-- begin RECORD EXTRACTS --
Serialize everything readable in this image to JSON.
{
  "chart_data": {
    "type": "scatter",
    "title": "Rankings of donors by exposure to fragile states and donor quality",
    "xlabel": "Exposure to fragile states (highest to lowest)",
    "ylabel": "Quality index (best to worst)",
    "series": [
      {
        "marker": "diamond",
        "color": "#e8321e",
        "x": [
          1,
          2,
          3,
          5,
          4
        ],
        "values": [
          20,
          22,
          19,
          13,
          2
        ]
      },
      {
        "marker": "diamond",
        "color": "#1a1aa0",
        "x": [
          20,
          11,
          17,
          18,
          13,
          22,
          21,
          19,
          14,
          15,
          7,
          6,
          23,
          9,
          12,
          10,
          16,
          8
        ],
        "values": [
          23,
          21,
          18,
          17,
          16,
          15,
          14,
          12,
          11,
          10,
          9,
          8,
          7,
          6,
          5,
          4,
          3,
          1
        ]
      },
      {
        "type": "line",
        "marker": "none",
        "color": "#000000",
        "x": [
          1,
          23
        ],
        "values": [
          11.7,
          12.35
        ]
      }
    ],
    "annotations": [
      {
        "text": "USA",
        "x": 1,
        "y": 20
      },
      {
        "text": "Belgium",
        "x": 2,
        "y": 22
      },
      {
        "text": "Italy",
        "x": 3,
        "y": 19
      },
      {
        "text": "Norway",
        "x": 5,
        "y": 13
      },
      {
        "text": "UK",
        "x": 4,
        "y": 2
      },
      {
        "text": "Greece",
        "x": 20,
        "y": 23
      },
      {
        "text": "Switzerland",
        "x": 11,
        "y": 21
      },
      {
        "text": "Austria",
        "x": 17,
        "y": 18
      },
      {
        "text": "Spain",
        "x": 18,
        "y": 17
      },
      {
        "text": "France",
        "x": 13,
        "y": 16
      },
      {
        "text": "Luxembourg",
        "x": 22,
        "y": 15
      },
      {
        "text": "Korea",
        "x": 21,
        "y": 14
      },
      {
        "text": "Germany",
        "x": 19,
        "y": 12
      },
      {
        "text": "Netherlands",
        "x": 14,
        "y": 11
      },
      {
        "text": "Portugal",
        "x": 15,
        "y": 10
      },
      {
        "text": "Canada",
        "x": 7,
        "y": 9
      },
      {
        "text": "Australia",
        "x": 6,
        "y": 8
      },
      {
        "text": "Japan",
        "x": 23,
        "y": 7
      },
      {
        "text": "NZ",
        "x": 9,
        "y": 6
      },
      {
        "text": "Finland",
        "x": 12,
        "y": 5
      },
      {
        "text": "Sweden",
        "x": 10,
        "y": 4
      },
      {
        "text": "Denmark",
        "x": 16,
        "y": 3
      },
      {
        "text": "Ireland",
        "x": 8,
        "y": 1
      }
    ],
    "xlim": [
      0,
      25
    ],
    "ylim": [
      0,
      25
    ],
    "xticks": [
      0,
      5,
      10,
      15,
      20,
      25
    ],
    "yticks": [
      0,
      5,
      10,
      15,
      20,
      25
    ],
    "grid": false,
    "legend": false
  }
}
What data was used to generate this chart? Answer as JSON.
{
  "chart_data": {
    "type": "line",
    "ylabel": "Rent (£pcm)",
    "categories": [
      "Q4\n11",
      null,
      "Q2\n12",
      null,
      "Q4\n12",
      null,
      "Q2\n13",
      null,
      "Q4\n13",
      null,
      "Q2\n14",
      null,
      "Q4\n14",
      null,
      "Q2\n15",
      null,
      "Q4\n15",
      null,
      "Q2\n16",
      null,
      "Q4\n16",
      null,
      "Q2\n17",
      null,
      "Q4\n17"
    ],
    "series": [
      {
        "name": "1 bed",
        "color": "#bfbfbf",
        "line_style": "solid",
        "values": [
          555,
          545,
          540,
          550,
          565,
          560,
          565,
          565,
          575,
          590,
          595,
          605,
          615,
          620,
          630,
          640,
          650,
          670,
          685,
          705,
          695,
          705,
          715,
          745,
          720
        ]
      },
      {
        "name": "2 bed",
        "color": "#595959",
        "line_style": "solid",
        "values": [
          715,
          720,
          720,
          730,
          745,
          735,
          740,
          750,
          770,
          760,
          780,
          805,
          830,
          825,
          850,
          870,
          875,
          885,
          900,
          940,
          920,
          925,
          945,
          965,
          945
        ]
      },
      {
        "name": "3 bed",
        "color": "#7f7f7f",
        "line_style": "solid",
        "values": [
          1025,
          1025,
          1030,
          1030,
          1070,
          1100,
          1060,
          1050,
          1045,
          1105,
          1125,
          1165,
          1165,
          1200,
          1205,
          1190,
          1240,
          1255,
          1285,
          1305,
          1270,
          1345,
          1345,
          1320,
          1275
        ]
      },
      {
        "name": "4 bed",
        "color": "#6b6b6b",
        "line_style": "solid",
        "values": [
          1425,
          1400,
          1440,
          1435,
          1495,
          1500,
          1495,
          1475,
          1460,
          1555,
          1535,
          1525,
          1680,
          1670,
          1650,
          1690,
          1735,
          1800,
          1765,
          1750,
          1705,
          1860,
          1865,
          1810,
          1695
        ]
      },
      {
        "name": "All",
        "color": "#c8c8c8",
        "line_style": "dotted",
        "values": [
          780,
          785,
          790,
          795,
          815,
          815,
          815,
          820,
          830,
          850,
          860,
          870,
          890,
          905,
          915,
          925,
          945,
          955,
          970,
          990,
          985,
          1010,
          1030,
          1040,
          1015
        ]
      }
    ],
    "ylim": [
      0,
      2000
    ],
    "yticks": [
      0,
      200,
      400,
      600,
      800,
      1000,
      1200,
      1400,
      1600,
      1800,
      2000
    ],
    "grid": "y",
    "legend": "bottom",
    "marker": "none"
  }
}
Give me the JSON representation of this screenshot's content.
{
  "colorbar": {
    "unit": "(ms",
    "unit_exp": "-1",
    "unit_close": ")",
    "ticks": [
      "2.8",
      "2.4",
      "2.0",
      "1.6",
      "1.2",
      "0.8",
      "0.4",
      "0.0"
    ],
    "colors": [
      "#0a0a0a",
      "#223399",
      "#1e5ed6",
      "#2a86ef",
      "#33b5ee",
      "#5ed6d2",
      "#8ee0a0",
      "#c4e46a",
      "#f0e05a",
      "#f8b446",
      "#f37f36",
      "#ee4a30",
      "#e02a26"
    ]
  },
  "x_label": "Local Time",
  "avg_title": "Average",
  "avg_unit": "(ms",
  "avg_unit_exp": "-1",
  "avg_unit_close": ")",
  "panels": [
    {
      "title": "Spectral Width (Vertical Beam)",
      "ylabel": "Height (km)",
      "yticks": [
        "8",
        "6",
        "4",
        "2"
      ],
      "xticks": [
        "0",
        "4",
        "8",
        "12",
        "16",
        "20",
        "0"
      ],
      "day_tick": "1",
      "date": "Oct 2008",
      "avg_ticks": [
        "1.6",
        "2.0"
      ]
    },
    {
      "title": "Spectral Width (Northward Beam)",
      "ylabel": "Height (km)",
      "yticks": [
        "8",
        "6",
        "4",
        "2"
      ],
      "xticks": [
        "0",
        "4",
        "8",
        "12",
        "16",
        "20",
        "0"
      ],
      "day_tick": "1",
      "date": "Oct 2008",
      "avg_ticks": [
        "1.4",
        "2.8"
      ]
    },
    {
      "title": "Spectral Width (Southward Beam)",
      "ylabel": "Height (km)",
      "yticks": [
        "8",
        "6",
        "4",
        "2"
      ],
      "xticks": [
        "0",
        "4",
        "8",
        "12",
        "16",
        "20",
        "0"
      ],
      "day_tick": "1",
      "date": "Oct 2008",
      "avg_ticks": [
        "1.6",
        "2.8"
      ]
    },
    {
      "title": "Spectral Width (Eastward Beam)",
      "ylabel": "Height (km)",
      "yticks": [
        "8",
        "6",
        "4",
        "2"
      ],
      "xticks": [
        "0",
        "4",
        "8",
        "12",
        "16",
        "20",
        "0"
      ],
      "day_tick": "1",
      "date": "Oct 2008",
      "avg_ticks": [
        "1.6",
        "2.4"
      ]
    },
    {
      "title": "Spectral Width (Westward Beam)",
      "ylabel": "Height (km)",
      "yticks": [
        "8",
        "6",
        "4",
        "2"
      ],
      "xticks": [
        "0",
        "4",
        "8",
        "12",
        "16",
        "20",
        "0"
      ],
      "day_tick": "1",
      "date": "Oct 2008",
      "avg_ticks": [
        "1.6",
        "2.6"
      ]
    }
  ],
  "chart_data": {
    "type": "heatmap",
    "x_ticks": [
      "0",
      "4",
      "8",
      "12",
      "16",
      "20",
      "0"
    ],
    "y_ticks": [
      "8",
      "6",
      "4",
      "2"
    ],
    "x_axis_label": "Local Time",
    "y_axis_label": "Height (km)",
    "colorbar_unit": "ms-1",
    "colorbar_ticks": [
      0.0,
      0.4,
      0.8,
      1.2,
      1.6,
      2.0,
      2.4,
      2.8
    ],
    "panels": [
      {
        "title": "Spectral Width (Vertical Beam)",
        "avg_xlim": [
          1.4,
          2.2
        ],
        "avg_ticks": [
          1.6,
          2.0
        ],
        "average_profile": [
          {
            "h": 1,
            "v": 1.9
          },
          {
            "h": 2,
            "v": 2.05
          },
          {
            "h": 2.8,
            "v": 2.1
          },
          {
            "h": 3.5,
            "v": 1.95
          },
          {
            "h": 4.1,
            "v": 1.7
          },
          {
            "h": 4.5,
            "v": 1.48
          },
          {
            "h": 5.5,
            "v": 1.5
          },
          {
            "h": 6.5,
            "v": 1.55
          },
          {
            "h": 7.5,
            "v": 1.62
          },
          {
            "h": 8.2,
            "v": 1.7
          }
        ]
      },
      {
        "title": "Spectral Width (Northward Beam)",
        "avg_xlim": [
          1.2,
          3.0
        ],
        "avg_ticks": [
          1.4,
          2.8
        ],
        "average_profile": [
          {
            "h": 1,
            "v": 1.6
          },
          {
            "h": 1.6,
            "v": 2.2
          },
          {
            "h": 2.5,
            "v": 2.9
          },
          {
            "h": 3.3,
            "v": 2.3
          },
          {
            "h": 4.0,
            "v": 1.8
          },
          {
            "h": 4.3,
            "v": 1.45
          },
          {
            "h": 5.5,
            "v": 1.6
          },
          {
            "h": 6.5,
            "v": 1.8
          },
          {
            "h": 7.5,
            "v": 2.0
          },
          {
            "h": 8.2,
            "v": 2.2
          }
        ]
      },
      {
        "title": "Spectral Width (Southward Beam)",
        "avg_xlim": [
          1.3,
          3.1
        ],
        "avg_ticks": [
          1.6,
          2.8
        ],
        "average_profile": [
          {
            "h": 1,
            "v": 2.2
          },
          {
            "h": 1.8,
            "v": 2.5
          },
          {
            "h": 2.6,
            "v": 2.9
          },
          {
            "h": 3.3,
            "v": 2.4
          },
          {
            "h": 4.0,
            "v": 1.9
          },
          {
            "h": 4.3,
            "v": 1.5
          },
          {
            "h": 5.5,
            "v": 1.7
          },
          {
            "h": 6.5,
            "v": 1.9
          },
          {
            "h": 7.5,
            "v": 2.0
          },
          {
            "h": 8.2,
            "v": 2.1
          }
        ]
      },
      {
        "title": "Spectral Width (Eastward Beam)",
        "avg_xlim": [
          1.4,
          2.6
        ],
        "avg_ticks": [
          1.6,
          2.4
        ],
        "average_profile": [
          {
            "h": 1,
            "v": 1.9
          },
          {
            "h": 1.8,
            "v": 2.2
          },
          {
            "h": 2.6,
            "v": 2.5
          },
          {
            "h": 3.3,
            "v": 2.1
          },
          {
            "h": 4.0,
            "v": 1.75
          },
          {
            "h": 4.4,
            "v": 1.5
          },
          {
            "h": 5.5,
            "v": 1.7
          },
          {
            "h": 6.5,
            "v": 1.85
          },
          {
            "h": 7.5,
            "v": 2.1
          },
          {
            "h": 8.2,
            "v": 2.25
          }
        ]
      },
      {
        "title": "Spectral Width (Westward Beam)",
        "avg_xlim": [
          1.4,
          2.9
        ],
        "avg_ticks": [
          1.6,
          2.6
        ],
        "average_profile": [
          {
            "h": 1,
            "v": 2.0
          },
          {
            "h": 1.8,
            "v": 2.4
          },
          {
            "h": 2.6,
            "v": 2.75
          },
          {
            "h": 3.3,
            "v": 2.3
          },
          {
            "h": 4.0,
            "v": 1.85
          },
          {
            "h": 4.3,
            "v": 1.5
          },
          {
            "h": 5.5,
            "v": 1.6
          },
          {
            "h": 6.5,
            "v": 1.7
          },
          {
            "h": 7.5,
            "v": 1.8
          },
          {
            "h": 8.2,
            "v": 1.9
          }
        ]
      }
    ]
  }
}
-- end RECORD EXTRACTS --
> **SHORT EXERCISE**: Show the lines that mention the word "fragile".

> **REPLY TO THE EXERCISE**:
    "title": "Rankings of donors by exposure to fragile states and donor quality",
    "xlabel": "Exposure to fragile states (highest to lowest)",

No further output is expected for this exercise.